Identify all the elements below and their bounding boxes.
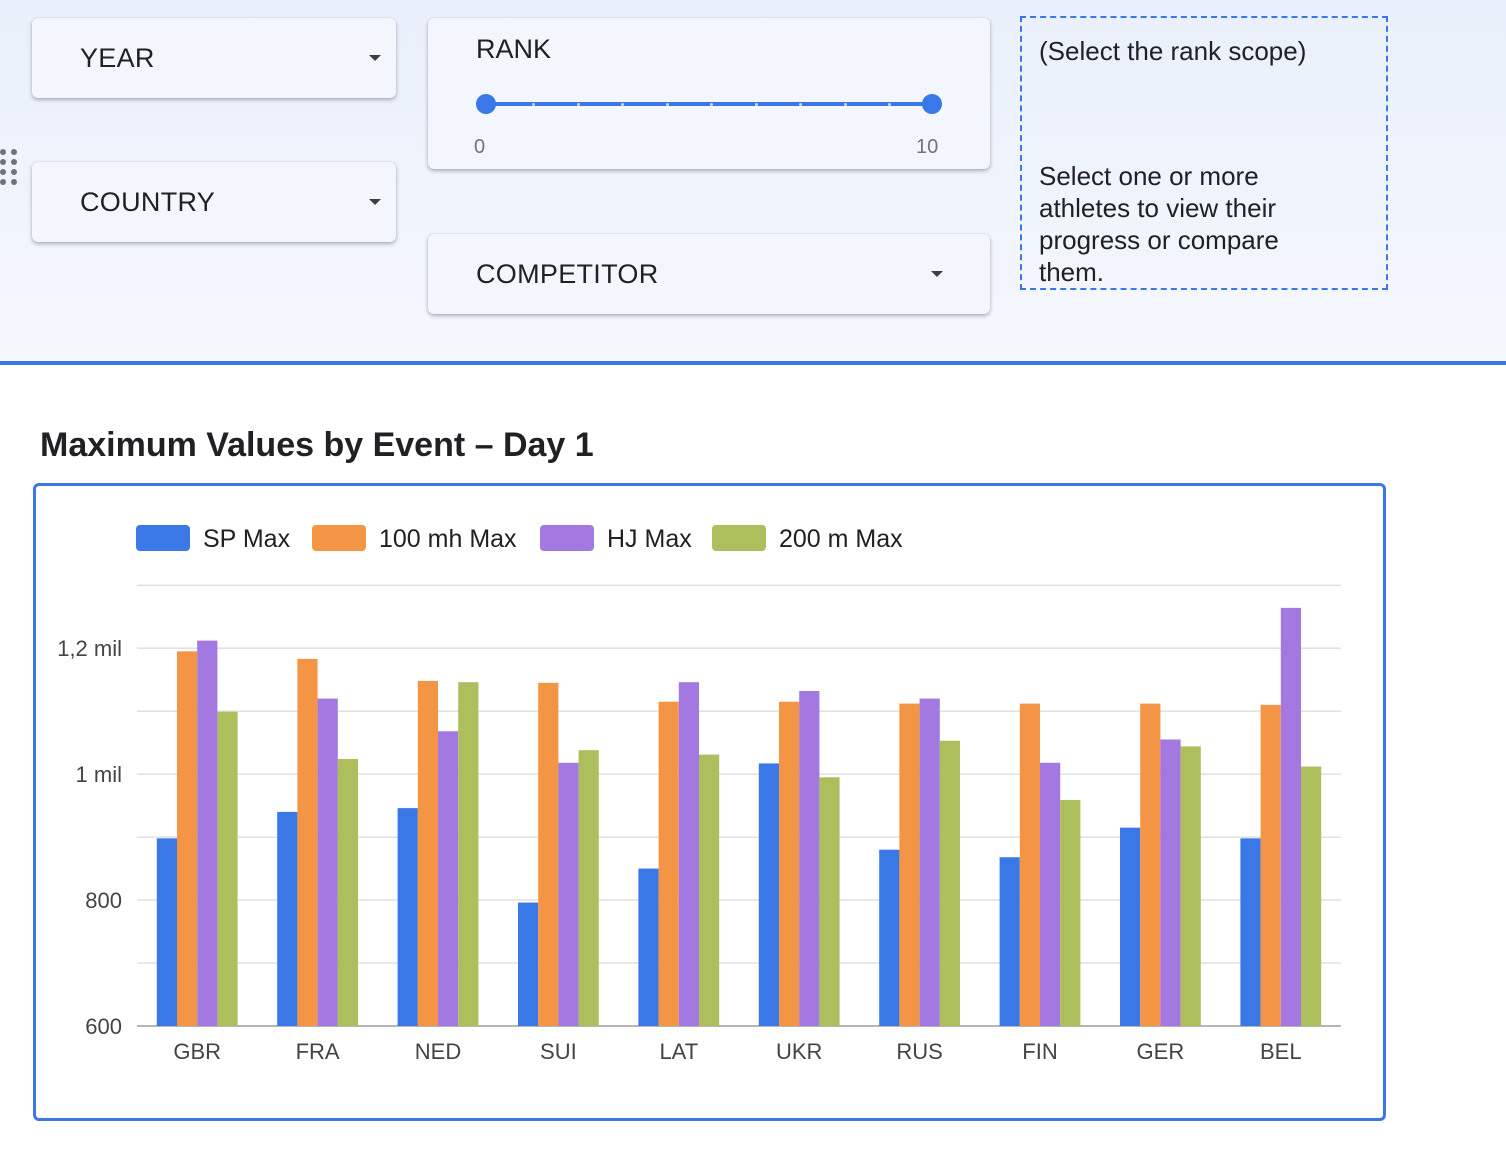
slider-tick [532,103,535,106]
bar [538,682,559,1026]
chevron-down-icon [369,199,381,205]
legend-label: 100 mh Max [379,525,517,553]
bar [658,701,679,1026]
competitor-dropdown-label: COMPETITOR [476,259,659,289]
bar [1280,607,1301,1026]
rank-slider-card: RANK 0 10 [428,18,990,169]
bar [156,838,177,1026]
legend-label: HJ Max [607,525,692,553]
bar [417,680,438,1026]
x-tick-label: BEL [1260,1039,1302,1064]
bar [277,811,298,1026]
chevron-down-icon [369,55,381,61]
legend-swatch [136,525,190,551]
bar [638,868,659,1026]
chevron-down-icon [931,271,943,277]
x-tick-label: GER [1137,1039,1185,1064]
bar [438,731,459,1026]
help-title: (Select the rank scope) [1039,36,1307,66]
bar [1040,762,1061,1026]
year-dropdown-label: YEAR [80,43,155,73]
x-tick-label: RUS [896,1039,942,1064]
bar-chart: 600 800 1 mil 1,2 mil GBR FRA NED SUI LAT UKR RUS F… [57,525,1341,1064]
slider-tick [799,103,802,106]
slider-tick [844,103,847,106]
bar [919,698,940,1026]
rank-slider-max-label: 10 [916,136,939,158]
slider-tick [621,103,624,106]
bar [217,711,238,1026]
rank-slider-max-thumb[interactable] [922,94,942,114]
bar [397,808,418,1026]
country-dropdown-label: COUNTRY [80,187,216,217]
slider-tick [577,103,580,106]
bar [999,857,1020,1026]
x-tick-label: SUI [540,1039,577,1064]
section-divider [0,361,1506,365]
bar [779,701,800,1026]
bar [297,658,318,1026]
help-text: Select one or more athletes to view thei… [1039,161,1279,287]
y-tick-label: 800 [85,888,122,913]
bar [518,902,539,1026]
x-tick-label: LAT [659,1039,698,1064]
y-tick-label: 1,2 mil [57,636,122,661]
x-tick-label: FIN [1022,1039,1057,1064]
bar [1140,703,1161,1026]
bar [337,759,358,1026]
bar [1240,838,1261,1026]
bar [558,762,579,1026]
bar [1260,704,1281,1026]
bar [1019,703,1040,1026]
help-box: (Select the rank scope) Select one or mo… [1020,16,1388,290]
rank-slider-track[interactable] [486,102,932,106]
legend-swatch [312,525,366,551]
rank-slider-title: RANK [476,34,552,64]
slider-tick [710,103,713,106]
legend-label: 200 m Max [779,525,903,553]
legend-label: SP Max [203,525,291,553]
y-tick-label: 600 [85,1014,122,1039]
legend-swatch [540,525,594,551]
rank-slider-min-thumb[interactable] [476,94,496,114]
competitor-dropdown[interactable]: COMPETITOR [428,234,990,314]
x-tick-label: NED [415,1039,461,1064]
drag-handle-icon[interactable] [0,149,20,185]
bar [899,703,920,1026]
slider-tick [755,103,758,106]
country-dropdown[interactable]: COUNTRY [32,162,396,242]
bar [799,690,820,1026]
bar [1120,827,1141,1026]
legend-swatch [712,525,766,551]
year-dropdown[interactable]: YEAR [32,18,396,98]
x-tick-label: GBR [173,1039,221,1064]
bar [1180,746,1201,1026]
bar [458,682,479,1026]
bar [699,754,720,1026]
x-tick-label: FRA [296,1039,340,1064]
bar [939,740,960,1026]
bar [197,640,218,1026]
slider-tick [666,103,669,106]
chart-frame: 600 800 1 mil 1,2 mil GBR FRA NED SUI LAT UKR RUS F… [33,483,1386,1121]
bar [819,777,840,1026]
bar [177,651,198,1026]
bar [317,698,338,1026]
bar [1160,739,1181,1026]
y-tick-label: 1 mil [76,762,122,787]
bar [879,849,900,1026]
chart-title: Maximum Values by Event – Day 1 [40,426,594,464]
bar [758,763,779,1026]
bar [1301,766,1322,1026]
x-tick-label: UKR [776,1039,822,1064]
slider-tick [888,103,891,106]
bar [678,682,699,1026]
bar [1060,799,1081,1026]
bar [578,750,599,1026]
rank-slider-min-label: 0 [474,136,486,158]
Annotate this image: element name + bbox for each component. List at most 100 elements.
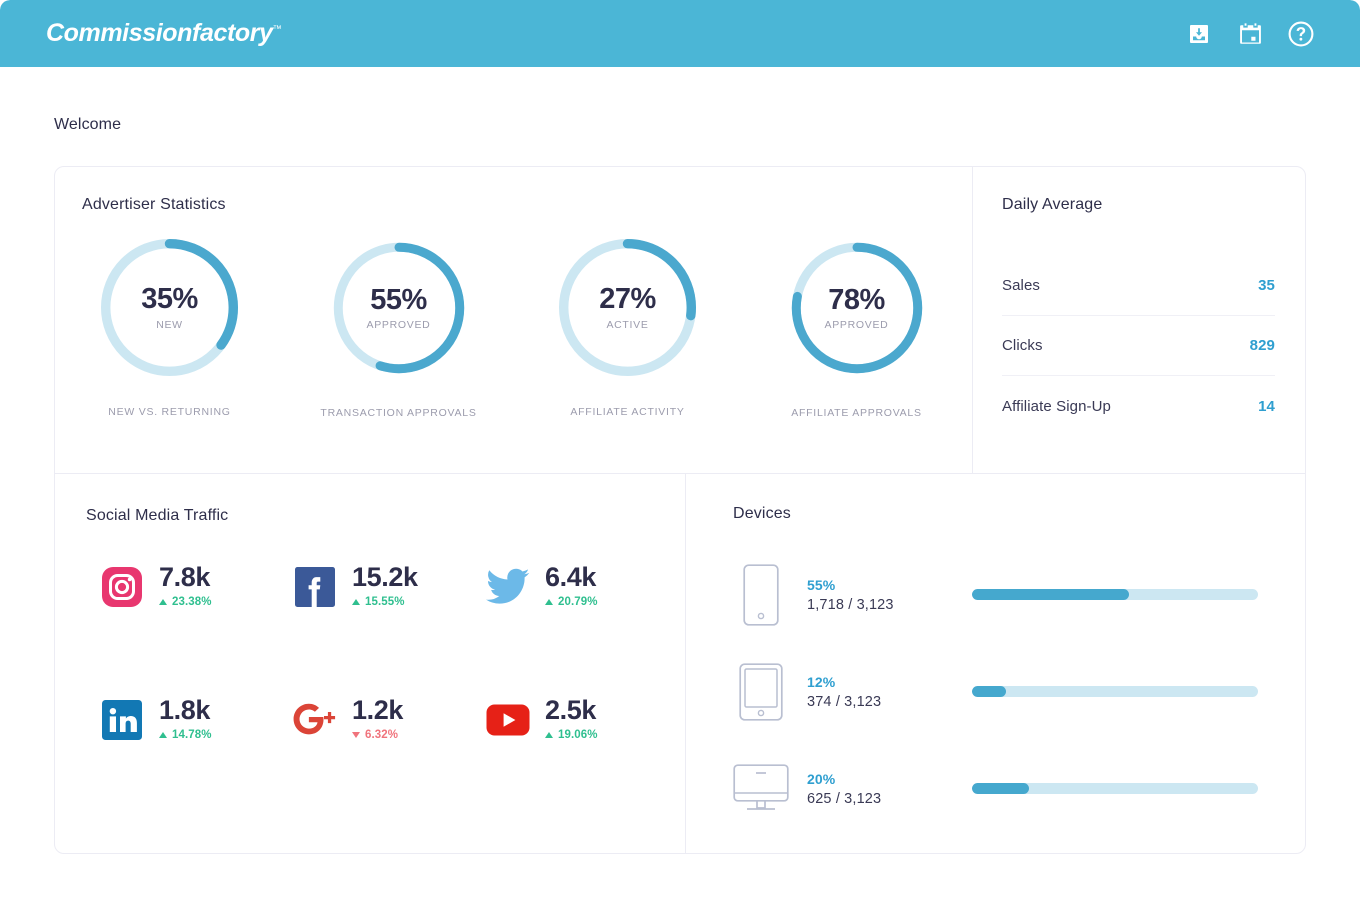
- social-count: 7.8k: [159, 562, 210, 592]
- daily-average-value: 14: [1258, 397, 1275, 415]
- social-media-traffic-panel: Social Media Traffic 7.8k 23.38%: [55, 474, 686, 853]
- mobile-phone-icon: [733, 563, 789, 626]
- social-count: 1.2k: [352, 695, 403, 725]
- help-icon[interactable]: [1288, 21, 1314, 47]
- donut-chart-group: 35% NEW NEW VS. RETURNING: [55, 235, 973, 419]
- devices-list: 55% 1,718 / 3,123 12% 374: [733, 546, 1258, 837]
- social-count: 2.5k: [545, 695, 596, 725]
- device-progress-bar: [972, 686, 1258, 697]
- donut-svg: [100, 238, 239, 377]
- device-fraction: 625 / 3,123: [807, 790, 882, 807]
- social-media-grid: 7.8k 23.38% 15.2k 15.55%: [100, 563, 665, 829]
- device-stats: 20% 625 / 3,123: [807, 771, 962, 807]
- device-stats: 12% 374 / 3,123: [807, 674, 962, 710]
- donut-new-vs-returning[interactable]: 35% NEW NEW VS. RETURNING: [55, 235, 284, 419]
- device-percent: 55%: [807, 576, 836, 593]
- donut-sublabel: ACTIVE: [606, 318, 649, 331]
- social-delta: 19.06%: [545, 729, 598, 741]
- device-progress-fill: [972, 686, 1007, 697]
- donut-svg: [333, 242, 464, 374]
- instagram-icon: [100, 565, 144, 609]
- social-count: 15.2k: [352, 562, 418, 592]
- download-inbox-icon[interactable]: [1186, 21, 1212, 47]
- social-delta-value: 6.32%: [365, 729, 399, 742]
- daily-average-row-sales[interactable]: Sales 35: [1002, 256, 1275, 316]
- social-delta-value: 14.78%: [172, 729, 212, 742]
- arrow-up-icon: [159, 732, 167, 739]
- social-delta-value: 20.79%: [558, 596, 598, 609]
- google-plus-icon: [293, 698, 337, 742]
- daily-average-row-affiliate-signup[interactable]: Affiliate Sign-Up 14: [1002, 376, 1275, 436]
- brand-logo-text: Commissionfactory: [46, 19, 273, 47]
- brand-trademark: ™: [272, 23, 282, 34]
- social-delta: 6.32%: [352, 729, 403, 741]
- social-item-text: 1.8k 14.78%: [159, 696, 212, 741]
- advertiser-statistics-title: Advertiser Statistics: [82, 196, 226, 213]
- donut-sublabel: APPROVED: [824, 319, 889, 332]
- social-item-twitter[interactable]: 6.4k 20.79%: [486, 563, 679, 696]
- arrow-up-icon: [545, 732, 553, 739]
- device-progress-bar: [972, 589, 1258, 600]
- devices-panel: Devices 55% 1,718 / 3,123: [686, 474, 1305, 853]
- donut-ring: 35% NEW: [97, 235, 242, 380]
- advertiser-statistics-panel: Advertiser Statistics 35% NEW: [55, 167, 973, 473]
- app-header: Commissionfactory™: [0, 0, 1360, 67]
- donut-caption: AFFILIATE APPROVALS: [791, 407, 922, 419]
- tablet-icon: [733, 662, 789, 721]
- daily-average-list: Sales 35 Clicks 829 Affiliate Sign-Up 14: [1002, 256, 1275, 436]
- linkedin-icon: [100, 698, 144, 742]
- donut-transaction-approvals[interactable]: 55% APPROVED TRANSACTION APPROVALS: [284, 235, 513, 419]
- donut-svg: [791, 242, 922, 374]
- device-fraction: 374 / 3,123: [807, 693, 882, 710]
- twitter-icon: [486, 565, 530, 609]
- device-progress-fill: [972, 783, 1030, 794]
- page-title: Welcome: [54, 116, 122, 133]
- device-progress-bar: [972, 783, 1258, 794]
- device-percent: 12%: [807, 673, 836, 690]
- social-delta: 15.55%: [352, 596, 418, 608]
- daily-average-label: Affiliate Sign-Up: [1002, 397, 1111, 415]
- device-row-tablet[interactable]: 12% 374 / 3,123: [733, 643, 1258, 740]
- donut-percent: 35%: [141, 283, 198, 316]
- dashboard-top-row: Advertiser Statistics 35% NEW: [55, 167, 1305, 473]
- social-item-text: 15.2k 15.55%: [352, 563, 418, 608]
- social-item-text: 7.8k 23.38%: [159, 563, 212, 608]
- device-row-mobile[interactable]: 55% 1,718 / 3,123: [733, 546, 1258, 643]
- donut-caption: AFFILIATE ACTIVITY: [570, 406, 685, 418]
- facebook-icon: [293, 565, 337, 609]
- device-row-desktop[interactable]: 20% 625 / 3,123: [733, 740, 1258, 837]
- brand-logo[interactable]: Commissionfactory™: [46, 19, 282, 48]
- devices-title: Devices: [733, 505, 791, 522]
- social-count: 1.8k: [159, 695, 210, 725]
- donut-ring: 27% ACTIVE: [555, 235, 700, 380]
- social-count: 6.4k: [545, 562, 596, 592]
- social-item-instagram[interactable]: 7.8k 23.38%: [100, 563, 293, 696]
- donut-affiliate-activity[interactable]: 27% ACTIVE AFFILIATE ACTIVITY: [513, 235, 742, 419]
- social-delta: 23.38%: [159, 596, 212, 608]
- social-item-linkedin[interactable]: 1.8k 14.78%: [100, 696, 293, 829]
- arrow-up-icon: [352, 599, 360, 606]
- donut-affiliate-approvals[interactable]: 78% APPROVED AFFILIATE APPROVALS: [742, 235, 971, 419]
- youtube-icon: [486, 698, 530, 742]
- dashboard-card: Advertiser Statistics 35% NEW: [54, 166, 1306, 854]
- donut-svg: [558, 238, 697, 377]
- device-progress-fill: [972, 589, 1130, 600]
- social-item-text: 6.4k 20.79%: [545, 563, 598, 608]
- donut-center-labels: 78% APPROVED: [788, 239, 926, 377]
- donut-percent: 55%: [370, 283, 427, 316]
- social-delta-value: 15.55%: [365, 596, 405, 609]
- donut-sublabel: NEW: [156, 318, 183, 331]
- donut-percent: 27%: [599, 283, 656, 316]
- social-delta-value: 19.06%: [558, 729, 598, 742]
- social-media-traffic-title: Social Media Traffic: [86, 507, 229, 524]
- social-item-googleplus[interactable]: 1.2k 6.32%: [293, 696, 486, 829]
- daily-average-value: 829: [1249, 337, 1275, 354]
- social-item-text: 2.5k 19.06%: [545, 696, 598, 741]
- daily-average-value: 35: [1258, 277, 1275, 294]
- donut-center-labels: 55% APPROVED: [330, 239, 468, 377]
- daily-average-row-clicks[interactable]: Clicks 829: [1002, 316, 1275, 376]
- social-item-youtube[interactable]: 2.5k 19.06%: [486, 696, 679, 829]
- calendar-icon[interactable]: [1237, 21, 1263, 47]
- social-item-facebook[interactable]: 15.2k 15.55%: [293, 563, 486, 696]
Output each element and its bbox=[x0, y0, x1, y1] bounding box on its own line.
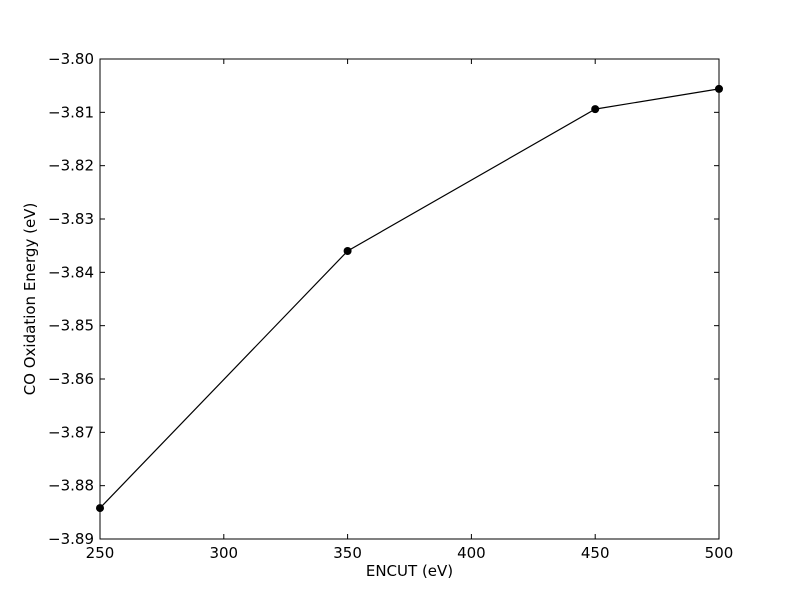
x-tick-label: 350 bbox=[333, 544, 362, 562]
━━━
# What to work on
Rewrite the lines from the one containing "- social-count: 7.8k: [159, 562, 210, 592]" up to and including the one containing "- advertiser-statistics-title: Advertiser" as a JSON list of strings, one string per line, with blank lines left out.

# Complete answer
[
  "- social-count: 7.8k: [159, 562, 210, 592]",
  "- daily-average-value: 14: [1258, 397, 1275, 415]",
  "- social-media-traffic-panel: Social Media Traffic 7.8k 23.38%: [55, 474, 686, 853]",
  "- mobile-phone-icon: [733, 563, 789, 626]",
  "- social-count: 1.2k: [352, 695, 403, 725]",
  "- help-icon[interactable]: [1288, 21, 1314, 47]",
  "- donut-chart-group: 35% NEW NEW VS. RETURNING: [55, 235, 973, 419]",
  "- devices-list: 55% 1,718 / 3,123 12% 374: [733, 546, 1258, 837]",
  "- social-count: 2.5k: [545, 695, 596, 725]",
  "- device-progress-bar: [972, 686, 1258, 697]",
  "- donut-svg: [100, 238, 239, 377]",
  "- device-fraction: 625 / 3,123: [807, 790, 882, 807]",
  "- social-media-grid: 7.8k 23.38% 15.2k 15.55%: [100, 563, 665, 829]",
  "- device-stats: 20% 625 / 3,123: [807, 771, 962, 807]",
  "- device-stats: 12% 374 / 3,123: [807, 674, 962, 710]",
  "- donut-new-vs-returning[interactable]: 35% NEW NEW VS. RETURNING: [55, 235, 284, 419]",
  "- device-percent: 55%: [807, 576, 836, 593]",
  "- donut-sublabel: ACTIVE: [606, 318, 649, 331]",
  "- social-delta: 19.06%: [545, 729, 598, 741]",
  "- device-progress-fill: [972, 686, 1007, 697]",
  "- donut-svg: [333, 242, 464, 374]",
  "- instagram-icon: [100, 565, 144, 609]",
  "- social-count: 15.2k: [352, 562, 418, 592]",
  "- download-inbox-icon[interactable]: [1186, 21, 1212, 47]",
  "- social-delta-value: 6.32%: [365, 729, 399, 742]",
  "- daily-average-row-sales[interactable]: Sales 35: [1002, 256, 1275, 316]",
  "- social-delta-value: 14.78%: [172, 729, 212, 742]",
  "- arrow-up-icon: [159, 732, 167, 739]",
  "- social-delta-value: 20.79%: [558, 596, 598, 609]",
  "- google-plus-icon: [293, 698, 337, 742]",
  "- daily-average-row-affiliate-signup[interactable]: Affiliate Sign-Up 14: [1002, 376, 1275, 436]",
  "- brand-logo-text: Commissionfactory: [46, 19, 273, 47]",
  "- brand-trademark: ™: [272, 23, 282, 34]",
  "- social-delta: 6.32%: [352, 729, 403, 741]",
  "- social-item-text: 1.8k 14.78%: [159, 696, 212, 741]",
  "- advertiser-statistics-title: Advertiser Statistics: [82, 196, 226, 213]"
]